▶ **Given instruction**
Return exactly the span of lines that opens with the line containing "What's the underlying" and closes with the last line of the data, inclusive.

▶ **Data listing**
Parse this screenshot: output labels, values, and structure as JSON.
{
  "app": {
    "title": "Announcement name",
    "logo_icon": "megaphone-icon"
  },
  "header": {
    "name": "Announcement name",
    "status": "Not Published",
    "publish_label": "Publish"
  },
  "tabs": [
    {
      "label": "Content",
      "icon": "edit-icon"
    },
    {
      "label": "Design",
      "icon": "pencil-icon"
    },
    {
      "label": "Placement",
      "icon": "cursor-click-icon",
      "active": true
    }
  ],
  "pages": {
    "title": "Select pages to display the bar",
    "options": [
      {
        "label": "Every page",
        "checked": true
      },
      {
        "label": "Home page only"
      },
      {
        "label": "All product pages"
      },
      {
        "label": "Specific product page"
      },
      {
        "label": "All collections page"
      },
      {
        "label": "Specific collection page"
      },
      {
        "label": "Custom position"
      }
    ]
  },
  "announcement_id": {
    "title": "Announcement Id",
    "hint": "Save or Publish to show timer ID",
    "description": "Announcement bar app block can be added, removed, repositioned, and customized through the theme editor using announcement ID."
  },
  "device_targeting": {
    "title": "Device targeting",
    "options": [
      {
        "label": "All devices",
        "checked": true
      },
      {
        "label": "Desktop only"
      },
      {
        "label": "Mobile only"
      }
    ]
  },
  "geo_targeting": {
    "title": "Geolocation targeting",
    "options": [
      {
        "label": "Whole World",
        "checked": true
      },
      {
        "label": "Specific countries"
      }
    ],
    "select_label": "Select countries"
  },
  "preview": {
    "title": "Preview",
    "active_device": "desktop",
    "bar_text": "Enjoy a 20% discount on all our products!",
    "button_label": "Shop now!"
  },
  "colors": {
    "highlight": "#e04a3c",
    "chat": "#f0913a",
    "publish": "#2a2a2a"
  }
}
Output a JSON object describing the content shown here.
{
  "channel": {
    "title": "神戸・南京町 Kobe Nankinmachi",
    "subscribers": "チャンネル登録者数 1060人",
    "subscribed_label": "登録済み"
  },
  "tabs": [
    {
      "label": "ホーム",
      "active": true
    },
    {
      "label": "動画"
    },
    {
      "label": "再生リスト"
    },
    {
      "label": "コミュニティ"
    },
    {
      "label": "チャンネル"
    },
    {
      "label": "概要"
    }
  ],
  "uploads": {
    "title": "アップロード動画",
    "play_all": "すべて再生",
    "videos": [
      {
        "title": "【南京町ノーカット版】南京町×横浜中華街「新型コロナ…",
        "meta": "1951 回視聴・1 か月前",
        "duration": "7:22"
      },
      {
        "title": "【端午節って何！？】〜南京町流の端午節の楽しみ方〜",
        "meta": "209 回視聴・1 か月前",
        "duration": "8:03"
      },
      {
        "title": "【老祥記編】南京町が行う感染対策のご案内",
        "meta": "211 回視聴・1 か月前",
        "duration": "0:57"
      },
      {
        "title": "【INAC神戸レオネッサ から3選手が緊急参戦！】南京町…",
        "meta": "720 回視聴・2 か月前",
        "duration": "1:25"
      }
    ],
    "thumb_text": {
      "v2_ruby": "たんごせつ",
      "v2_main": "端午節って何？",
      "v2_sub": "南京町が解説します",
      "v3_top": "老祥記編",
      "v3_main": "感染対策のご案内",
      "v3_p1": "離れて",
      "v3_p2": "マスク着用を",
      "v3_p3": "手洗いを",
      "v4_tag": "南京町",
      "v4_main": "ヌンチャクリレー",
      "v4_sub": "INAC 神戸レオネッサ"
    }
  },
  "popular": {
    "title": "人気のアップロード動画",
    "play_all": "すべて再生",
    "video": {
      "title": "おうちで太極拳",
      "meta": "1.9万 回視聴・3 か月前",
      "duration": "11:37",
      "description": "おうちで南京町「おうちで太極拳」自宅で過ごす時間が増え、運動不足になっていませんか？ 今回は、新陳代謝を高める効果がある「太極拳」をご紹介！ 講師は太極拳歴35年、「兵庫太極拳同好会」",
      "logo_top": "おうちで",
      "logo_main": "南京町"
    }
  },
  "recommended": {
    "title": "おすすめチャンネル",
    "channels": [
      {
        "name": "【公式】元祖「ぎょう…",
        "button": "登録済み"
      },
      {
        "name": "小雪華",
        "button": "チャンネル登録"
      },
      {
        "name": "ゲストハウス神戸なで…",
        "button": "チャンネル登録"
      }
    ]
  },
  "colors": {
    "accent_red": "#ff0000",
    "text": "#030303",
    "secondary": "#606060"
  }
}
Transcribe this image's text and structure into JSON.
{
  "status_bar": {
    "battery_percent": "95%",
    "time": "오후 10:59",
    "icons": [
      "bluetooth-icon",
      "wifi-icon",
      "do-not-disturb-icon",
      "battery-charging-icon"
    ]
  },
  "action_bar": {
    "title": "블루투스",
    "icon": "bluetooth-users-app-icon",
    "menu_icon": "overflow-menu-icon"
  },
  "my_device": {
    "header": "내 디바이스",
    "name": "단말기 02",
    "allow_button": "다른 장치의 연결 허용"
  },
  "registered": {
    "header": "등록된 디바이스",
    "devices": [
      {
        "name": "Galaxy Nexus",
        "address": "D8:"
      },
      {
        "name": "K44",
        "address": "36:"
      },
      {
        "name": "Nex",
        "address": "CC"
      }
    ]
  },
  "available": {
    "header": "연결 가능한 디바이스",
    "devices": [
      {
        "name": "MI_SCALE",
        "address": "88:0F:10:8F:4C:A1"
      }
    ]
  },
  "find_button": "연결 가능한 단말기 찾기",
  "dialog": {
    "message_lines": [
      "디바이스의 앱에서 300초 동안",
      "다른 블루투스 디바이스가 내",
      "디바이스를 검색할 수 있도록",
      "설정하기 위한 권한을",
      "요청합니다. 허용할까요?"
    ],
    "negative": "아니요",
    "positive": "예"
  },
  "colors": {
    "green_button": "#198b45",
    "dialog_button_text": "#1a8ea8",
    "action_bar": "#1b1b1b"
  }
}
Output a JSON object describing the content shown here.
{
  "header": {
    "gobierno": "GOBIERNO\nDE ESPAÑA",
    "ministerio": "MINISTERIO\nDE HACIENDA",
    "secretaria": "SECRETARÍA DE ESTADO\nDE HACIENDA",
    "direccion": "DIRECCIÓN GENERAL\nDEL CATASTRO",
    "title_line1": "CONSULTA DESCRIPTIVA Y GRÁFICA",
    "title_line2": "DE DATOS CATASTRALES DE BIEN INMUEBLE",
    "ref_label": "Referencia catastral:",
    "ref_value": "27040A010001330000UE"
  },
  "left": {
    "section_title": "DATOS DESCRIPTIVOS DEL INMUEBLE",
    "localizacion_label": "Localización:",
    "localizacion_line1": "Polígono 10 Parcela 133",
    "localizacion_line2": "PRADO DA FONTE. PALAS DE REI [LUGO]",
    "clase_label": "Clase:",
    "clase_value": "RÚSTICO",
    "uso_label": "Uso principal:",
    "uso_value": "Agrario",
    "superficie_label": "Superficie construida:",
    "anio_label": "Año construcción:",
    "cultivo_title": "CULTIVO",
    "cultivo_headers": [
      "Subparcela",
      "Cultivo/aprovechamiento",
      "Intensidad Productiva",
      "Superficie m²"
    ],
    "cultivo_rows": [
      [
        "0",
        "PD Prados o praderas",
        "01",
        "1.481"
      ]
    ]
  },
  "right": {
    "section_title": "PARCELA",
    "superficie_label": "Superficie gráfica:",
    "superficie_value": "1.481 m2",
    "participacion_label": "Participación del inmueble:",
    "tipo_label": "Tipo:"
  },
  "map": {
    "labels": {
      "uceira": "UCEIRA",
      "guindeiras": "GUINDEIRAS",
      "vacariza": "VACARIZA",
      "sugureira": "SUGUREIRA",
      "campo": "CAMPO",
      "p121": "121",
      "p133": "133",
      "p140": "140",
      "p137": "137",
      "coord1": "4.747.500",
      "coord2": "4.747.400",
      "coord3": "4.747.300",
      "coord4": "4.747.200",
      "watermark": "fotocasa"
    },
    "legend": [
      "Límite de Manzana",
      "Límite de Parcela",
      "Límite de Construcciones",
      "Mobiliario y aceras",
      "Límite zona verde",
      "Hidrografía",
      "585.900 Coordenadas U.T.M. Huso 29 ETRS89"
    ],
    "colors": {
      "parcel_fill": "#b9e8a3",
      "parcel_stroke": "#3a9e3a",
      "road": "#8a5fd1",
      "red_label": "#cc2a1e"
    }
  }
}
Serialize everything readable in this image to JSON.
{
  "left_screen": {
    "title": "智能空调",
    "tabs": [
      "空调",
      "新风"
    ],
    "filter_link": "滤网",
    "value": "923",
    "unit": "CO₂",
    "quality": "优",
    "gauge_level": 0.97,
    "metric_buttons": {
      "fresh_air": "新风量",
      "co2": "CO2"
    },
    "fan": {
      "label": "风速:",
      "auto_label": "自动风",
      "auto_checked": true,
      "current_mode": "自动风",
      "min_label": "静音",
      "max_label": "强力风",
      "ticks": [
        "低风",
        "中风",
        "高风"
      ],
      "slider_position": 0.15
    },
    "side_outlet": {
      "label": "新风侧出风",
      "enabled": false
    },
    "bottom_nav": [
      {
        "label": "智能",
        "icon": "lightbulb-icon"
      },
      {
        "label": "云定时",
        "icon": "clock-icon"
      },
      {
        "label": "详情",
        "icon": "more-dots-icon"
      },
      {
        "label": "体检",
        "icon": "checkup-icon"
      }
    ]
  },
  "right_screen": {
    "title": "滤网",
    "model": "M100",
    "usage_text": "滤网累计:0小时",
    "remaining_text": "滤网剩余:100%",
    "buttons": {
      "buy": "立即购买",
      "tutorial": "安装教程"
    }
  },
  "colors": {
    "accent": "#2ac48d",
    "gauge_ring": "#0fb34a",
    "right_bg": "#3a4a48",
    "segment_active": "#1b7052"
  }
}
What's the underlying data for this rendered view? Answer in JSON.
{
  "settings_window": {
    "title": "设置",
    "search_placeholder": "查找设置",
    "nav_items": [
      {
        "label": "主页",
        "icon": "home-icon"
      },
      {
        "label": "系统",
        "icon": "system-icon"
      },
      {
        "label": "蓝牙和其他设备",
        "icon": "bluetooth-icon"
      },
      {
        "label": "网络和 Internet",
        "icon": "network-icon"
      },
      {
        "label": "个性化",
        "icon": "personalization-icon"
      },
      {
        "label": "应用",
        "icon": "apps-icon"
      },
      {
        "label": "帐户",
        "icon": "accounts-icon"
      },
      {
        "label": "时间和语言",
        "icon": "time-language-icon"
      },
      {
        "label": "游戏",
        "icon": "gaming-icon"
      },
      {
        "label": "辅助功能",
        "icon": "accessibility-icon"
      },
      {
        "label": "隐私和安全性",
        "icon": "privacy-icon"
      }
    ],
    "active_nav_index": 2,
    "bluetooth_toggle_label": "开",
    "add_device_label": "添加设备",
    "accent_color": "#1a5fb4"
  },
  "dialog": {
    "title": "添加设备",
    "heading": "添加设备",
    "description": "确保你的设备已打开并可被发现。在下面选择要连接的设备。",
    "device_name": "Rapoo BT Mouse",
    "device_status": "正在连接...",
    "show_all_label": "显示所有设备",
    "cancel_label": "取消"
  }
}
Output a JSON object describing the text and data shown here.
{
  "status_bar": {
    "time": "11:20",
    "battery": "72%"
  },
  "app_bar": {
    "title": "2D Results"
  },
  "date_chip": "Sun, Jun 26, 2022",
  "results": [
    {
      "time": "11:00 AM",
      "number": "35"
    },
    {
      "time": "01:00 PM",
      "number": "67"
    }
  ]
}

▶ **Answer to the exercise**
What's the underlying data for this rendered view? Answer in JSON.
{
  "settings_window": {
    "title": "设置",
    "search_placeholder": "查找设置",
    "nav_items": [
      {
        "label": "主页",
        "icon": "home-icon"
      },
      {
        "label": "系统",
        "icon": "system-icon"
      },
      {
        "label": "蓝牙和其他设备",
        "icon": "bluetooth-icon"
      },
      {
        "label": "网络和 Internet",
        "icon": "network-icon"
      },
      {
        "label": "个性化",
        "icon": "personalization-icon"
      },
      {
        "label": "应用",
        "icon": "apps-icon"
      },
      {
        "label": "帐户",
        "icon": "accounts-icon"
      },
      {
        "label": "时间和语言",
        "icon": "time-language-icon"
      },
      {
        "label": "游戏",
        "icon": "gaming-icon"
      },
      {
        "label": "辅助功能",
        "icon": "accessibility-icon"
      },
      {
        "label": "隐私和安全性",
        "icon": "privacy-icon"
      }
    ],
    "active_nav_index": 2,
    "bluetooth_toggle_label": "开",
    "add_device_label": "添加设备",
    "accent_color": "#1a5fb4"
  },
  "dialog": {
    "title": "添加设备",
    "heading": "添加设备",
    "description": "确保你的设备已打开并可被发现。在下面选择要连接的设备。",
    "device_name": "Rapoo BT Mouse",
    "device_status": "正在连接...",
    "show_all_label": "显示所有设备",
    "cancel_label": "取消"
  }
}
Output a JSON object describing the text and data shown here.
{
  "status_bar": {
    "time": "11:20",
    "battery": "72%"
  },
  "app_bar": {
    "title": "2D Results"
  },
  "date_chip": "Sun, Jun 26, 2022",
  "results": [
    {
      "time": "11:00 AM",
      "number": "35"
    },
    {
      "time": "01:00 PM",
      "number": "67"
    }
  ]
}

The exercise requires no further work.